_SUPPLIED MATERIAL_.

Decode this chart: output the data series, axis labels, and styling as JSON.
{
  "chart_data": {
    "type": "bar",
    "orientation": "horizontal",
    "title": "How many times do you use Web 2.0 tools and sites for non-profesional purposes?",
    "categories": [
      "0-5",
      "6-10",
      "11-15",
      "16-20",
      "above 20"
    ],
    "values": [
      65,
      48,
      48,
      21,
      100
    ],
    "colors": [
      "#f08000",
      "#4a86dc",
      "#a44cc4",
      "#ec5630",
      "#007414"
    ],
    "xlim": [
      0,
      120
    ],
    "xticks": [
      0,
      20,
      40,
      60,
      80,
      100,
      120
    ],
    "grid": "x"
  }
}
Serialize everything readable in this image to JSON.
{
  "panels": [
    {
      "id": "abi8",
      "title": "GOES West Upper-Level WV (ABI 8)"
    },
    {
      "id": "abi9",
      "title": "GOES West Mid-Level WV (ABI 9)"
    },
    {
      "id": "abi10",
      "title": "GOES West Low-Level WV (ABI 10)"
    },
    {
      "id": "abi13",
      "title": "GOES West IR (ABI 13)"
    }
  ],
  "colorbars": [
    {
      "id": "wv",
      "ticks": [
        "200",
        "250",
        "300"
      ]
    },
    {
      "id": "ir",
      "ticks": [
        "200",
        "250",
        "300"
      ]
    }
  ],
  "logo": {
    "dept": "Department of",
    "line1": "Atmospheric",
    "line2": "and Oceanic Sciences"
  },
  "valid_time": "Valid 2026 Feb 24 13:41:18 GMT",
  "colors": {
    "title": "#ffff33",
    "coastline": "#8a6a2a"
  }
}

_EXERCISE REQUIREMENTS_. The records above should all be quoted exactly, please.

_COMPLETE OUTPUT_.
Decode this chart: output the data series, axis labels, and styling as JSON.
{
  "chart_data": {
    "type": "bar",
    "orientation": "horizontal",
    "title": "How many times do you use Web 2.0 tools and sites for non-profesional purposes?",
    "categories": [
      "0-5",
      "6-10",
      "11-15",
      "16-20",
      "above 20"
    ],
    "values": [
      65,
      48,
      48,
      21,
      100
    ],
    "colors": [
      "#f08000",
      "#4a86dc",
      "#a44cc4",
      "#ec5630",
      "#007414"
    ],
    "xlim": [
      0,
      120
    ],
    "xticks": [
      0,
      20,
      40,
      60,
      80,
      100,
      120
    ],
    "grid": "x"
  }
}
Serialize everything readable in this image to JSON.
{
  "panels": [
    {
      "id": "abi8",
      "title": "GOES West Upper-Level WV (ABI 8)"
    },
    {
      "id": "abi9",
      "title": "GOES West Mid-Level WV (ABI 9)"
    },
    {
      "id": "abi10",
      "title": "GOES West Low-Level WV (ABI 10)"
    },
    {
      "id": "abi13",
      "title": "GOES West IR (ABI 13)"
    }
  ],
  "colorbars": [
    {
      "id": "wv",
      "ticks": [
        "200",
        "250",
        "300"
      ]
    },
    {
      "id": "ir",
      "ticks": [
        "200",
        "250",
        "300"
      ]
    }
  ],
  "logo": {
    "dept": "Department of",
    "line1": "Atmospheric",
    "line2": "and Oceanic Sciences"
  },
  "valid_time": "Valid 2026 Feb 24 13:41:18 GMT",
  "colors": {
    "title": "#ffff33",
    "coastline": "#8a6a2a"
  }
}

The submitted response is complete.